Dataset entries:
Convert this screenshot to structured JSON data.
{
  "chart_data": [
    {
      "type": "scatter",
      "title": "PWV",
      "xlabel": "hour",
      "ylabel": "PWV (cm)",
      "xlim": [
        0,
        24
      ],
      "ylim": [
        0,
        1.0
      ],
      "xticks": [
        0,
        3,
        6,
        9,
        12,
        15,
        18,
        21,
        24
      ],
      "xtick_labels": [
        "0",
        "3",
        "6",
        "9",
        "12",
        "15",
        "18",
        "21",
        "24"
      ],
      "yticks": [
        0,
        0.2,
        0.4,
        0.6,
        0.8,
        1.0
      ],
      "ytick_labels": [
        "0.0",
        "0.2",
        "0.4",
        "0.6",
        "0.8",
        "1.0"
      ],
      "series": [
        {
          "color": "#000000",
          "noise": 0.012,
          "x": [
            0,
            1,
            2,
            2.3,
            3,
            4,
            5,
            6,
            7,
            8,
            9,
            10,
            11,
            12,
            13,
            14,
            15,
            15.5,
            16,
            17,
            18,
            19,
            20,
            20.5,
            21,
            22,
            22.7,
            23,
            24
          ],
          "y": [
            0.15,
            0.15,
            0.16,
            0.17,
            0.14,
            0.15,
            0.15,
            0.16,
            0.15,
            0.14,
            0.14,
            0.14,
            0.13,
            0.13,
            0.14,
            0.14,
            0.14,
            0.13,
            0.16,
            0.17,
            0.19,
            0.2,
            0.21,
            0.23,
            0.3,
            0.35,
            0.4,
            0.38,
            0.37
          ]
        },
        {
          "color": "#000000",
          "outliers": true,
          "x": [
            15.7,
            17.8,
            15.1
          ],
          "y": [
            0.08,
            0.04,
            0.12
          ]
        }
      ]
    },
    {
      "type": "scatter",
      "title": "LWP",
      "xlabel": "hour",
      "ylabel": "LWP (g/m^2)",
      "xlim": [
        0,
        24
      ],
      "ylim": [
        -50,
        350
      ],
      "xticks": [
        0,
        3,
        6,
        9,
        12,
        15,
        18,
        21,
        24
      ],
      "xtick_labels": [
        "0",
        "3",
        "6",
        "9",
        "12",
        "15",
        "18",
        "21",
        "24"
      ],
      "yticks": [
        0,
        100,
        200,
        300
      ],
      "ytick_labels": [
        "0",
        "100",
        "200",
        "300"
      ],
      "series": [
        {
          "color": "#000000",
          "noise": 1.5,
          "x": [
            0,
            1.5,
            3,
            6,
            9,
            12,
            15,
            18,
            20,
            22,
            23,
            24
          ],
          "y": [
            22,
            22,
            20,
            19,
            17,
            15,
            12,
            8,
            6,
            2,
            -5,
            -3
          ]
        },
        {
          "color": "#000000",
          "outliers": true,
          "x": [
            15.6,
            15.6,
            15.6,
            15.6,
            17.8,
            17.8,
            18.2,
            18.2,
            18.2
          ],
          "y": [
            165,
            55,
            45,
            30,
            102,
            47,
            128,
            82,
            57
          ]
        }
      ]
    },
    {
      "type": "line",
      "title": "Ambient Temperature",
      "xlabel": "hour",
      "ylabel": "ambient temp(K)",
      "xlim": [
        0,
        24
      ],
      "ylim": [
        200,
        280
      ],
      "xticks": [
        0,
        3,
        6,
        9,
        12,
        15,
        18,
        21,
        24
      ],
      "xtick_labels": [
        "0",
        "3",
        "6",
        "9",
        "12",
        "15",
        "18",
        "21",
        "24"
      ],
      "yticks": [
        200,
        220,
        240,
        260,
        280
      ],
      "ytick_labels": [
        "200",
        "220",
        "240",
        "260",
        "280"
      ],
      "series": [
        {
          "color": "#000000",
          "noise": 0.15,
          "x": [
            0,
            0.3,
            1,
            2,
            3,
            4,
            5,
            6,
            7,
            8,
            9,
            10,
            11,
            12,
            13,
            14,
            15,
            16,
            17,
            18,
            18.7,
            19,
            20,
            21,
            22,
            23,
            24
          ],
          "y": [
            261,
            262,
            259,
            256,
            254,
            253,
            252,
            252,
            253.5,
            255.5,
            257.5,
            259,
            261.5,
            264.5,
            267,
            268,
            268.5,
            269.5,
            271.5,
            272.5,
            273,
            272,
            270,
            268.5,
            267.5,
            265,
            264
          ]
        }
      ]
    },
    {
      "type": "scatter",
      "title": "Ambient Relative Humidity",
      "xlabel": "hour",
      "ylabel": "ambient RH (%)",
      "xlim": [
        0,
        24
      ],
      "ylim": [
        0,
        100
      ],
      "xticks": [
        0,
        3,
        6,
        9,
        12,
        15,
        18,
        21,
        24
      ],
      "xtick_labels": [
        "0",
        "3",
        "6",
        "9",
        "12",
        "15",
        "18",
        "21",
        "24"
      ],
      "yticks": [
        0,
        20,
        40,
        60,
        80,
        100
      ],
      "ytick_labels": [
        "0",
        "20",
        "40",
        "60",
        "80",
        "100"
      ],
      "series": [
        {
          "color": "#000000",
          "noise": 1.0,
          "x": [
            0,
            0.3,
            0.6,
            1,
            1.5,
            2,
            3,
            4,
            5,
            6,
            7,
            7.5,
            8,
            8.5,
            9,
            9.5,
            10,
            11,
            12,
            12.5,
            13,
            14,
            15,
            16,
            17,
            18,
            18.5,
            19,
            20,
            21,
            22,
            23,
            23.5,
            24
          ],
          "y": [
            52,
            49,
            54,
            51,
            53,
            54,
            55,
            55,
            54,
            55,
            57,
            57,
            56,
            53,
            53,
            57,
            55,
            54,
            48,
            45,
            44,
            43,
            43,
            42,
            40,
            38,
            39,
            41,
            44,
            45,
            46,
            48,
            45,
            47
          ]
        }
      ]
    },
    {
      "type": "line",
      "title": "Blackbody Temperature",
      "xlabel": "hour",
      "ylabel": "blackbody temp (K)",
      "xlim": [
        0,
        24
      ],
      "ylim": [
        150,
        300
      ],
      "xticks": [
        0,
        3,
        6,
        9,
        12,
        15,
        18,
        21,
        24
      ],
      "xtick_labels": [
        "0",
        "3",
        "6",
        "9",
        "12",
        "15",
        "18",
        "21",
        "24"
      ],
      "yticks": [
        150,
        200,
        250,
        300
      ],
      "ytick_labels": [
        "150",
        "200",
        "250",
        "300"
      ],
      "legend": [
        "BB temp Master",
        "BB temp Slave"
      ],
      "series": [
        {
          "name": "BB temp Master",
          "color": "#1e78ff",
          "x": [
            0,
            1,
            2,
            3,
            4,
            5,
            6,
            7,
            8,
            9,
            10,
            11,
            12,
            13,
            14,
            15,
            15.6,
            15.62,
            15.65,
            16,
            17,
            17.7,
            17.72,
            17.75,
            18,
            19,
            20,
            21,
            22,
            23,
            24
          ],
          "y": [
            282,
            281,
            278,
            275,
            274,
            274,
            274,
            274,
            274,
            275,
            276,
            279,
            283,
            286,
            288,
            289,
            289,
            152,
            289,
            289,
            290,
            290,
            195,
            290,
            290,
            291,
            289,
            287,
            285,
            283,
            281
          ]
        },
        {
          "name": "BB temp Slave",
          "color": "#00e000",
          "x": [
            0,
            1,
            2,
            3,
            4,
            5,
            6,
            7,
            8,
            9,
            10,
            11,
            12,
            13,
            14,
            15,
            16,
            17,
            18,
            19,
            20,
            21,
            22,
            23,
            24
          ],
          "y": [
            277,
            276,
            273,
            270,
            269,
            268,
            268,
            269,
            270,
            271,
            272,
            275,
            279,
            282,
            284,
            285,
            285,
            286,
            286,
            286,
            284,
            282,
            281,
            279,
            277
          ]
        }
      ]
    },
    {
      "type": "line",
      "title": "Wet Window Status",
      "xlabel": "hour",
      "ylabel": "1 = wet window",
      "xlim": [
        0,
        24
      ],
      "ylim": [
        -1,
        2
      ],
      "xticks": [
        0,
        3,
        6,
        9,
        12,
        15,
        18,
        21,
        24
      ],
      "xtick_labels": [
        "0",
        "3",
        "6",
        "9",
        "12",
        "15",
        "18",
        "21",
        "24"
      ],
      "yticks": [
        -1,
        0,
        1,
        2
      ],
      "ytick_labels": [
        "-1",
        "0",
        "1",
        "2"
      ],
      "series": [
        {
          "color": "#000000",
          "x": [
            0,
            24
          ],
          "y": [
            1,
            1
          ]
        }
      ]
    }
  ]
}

THE REQUEST: Using the listing above, show each line holding the string "Temperature".

OUTPUT OF THE EXERCISE:
      "title": "Ambient Temperature",
      "title": "Blackbody Temperature",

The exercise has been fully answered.